:: Brief ::
Look for the string "Weekly" in every line, and copy each line that has it.

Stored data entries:

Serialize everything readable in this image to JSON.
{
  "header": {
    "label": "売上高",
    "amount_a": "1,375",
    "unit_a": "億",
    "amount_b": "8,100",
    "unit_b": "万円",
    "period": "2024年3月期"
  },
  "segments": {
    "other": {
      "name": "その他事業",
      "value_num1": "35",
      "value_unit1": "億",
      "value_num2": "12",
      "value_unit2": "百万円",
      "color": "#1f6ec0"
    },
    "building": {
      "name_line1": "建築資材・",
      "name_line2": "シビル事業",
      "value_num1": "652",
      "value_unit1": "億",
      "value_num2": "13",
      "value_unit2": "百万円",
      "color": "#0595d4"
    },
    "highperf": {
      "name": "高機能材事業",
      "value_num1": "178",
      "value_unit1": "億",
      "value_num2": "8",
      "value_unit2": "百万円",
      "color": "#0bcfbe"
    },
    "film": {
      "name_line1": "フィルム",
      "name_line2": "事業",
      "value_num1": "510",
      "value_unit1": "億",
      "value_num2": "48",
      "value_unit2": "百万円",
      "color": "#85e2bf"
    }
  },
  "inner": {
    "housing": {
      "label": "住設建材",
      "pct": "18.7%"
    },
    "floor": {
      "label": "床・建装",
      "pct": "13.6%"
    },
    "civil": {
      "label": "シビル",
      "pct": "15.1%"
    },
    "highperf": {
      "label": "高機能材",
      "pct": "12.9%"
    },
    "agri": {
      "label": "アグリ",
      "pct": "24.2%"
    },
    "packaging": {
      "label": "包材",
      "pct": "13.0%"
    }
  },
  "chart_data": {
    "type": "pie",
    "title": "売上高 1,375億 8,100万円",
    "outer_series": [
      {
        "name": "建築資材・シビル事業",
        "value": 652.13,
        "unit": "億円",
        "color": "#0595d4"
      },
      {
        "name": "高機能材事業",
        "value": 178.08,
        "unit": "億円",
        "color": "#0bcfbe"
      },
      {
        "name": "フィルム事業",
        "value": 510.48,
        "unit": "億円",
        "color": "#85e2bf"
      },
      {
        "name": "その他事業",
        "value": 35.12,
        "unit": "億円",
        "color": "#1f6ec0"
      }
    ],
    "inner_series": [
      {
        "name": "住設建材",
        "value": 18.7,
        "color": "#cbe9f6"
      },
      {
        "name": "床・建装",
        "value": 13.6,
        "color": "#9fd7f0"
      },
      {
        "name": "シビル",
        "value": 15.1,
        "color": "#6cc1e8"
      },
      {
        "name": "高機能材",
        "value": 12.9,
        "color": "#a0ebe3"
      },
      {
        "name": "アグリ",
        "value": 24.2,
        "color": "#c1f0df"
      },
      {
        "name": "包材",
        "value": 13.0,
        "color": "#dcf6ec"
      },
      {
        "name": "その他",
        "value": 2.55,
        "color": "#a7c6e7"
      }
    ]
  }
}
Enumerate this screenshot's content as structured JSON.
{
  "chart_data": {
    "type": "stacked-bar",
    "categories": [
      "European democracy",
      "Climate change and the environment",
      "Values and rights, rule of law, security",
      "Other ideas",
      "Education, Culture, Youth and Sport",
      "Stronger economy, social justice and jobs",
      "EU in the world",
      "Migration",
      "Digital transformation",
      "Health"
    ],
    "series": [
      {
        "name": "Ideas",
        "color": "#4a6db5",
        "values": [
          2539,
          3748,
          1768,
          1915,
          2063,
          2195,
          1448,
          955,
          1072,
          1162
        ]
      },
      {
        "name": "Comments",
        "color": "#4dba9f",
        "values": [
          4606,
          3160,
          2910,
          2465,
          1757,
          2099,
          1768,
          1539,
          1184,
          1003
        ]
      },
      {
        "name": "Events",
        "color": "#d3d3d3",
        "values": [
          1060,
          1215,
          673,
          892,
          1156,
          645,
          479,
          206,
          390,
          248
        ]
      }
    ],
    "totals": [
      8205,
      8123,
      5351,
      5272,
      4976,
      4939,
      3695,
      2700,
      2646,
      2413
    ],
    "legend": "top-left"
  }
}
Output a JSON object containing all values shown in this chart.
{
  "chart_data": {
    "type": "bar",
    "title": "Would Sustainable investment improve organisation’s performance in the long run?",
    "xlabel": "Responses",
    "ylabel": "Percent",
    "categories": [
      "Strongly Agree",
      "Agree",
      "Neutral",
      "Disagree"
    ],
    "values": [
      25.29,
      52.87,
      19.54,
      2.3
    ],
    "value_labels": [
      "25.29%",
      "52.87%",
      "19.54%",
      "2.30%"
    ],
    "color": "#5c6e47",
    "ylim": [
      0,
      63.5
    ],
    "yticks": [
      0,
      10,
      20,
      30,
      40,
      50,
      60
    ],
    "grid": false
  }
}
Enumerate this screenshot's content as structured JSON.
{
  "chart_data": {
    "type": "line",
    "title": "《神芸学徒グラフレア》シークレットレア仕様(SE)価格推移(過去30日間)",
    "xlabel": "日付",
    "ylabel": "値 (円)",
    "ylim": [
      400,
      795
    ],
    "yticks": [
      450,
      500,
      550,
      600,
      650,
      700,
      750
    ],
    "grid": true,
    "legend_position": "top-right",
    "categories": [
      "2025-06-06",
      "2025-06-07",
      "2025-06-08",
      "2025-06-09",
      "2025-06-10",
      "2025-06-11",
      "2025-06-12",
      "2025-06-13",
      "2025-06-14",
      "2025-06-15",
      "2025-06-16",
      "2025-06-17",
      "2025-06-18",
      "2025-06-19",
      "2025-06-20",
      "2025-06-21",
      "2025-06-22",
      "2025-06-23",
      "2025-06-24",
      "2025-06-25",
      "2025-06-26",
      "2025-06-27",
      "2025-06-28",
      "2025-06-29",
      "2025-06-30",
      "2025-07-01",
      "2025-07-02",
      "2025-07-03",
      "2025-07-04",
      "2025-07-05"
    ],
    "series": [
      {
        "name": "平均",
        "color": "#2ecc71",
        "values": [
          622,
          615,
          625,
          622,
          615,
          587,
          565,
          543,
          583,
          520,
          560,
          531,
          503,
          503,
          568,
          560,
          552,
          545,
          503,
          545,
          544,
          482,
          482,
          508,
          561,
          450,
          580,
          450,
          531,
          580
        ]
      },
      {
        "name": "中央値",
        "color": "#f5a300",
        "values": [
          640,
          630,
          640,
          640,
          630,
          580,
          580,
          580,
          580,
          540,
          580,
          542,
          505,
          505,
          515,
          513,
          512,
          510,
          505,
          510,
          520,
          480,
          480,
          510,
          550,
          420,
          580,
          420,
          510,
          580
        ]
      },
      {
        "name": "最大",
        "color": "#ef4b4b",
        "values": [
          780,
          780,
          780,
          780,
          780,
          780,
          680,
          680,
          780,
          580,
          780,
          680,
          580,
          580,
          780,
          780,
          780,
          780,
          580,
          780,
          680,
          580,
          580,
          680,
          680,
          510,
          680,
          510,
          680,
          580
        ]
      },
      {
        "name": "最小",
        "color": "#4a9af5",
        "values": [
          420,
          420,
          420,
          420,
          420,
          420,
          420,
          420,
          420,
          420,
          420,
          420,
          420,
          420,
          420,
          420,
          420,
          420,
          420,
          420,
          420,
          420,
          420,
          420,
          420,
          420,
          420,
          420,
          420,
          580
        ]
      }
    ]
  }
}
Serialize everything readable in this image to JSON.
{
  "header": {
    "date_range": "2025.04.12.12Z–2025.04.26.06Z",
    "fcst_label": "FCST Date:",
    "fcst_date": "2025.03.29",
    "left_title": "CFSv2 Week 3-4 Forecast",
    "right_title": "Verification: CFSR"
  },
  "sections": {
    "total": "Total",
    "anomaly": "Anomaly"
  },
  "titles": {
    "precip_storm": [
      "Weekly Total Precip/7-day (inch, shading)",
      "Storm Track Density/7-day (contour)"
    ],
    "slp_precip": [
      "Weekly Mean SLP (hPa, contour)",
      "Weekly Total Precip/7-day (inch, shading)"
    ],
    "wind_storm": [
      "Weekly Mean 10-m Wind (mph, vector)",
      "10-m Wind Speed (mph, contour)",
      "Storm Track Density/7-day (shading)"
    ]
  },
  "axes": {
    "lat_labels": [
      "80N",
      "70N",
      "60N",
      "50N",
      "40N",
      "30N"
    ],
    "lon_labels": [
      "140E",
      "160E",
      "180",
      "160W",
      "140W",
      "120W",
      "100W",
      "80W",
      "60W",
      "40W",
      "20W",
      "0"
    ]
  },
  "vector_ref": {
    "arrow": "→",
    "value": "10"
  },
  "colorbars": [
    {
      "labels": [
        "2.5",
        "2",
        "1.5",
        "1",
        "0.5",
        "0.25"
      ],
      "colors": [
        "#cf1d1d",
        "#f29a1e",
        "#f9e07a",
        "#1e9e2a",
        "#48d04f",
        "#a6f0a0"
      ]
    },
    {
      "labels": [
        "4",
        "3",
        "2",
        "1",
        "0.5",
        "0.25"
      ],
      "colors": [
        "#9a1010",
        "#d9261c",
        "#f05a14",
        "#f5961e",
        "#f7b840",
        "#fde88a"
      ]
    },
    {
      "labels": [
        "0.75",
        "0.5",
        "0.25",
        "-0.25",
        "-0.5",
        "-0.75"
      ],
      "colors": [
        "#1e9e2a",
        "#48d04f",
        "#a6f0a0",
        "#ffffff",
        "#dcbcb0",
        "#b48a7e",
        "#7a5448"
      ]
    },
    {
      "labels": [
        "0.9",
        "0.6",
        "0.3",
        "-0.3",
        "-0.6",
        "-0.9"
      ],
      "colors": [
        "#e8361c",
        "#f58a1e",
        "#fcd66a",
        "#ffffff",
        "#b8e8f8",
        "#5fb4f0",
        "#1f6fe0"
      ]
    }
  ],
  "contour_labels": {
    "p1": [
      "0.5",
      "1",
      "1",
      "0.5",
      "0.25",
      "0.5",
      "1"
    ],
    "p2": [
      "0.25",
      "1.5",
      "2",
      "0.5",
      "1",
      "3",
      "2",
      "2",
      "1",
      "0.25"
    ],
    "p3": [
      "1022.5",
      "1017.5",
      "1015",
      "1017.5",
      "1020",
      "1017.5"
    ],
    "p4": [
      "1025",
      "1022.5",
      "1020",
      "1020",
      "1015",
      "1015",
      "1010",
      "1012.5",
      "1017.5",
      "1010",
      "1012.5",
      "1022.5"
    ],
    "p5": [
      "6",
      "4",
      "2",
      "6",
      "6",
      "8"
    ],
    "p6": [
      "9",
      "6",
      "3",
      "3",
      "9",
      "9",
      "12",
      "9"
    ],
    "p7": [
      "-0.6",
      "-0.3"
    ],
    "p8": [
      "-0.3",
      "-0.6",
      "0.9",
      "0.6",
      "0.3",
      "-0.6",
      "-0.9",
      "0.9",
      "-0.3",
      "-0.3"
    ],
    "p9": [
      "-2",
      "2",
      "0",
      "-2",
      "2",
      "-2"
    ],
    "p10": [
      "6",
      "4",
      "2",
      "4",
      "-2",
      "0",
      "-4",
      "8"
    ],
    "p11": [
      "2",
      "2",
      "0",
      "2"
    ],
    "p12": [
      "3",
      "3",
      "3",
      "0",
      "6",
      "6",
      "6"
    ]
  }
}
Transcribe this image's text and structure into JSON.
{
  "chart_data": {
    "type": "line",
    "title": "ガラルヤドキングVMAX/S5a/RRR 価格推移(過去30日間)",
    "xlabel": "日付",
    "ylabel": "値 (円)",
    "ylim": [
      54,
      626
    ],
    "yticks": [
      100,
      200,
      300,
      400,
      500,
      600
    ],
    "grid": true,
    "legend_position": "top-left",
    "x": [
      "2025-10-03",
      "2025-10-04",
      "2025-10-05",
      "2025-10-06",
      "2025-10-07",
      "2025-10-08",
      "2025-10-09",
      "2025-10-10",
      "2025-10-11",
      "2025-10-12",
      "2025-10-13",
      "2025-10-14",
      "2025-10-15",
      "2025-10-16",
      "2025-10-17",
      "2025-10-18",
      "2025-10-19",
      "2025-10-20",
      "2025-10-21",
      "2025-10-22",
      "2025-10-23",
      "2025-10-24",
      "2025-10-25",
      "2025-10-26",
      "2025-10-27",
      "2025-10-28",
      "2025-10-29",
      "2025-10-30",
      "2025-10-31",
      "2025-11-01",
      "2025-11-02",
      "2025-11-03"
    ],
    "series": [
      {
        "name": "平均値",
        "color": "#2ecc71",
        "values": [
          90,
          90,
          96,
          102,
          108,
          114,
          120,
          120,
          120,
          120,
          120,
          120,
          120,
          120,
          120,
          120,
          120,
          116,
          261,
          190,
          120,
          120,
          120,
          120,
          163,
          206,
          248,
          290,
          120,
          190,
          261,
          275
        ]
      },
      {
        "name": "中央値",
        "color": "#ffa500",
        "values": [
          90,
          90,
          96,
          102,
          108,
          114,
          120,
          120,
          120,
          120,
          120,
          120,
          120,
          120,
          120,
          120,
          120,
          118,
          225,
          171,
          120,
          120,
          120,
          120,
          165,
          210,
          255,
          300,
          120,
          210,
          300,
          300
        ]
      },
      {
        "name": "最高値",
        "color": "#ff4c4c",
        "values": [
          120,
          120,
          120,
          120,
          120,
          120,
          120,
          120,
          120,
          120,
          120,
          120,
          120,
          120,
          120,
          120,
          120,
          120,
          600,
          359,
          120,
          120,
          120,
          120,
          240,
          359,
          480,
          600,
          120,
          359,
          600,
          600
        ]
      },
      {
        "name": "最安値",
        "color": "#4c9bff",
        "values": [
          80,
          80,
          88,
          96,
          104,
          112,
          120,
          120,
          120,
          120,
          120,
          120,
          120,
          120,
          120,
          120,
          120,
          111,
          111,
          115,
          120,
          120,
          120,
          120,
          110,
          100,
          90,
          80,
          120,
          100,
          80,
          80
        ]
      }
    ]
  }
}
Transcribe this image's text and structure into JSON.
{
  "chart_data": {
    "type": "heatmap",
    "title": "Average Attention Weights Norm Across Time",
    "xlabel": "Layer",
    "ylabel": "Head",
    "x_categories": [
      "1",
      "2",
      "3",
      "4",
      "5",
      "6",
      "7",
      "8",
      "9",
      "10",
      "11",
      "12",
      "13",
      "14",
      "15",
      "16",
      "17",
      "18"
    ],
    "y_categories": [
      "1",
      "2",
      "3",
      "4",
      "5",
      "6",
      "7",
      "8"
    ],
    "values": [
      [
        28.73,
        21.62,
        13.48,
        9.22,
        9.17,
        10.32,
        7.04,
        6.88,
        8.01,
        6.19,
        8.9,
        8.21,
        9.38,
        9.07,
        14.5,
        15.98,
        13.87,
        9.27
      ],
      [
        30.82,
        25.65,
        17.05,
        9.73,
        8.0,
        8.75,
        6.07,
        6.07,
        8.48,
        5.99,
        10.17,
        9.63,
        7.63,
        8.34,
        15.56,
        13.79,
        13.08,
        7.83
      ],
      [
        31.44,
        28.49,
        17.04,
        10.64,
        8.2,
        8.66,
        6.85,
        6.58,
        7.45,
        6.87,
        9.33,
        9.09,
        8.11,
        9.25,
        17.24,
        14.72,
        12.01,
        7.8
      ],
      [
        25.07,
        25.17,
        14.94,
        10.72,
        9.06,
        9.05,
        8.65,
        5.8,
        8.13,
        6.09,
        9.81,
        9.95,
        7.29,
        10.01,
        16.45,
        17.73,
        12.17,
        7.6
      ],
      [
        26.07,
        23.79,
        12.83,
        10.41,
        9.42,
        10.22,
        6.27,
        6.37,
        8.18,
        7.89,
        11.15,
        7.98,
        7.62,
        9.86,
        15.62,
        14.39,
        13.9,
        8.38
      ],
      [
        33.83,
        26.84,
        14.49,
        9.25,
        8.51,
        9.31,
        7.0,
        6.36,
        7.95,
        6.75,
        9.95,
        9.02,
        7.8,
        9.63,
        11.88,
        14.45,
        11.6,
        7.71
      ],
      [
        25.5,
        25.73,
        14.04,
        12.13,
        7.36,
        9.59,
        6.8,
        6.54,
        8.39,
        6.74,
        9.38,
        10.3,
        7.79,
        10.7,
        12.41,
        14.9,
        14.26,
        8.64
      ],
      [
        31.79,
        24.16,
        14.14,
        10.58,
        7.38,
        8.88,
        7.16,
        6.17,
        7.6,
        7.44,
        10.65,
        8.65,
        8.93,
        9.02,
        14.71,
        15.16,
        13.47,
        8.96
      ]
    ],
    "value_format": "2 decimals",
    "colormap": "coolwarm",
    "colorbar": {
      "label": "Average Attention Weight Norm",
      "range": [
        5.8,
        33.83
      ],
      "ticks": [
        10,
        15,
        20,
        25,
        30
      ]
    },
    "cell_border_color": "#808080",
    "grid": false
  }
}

:: Exercise result ::
      "Weekly Total Precip/7-day (inch, shading)",
      "Weekly Mean SLP (hPa, contour)",
      "Weekly Total Precip/7-day (inch, shading)"
      "Weekly Mean 10-m Wind (mph, vector)",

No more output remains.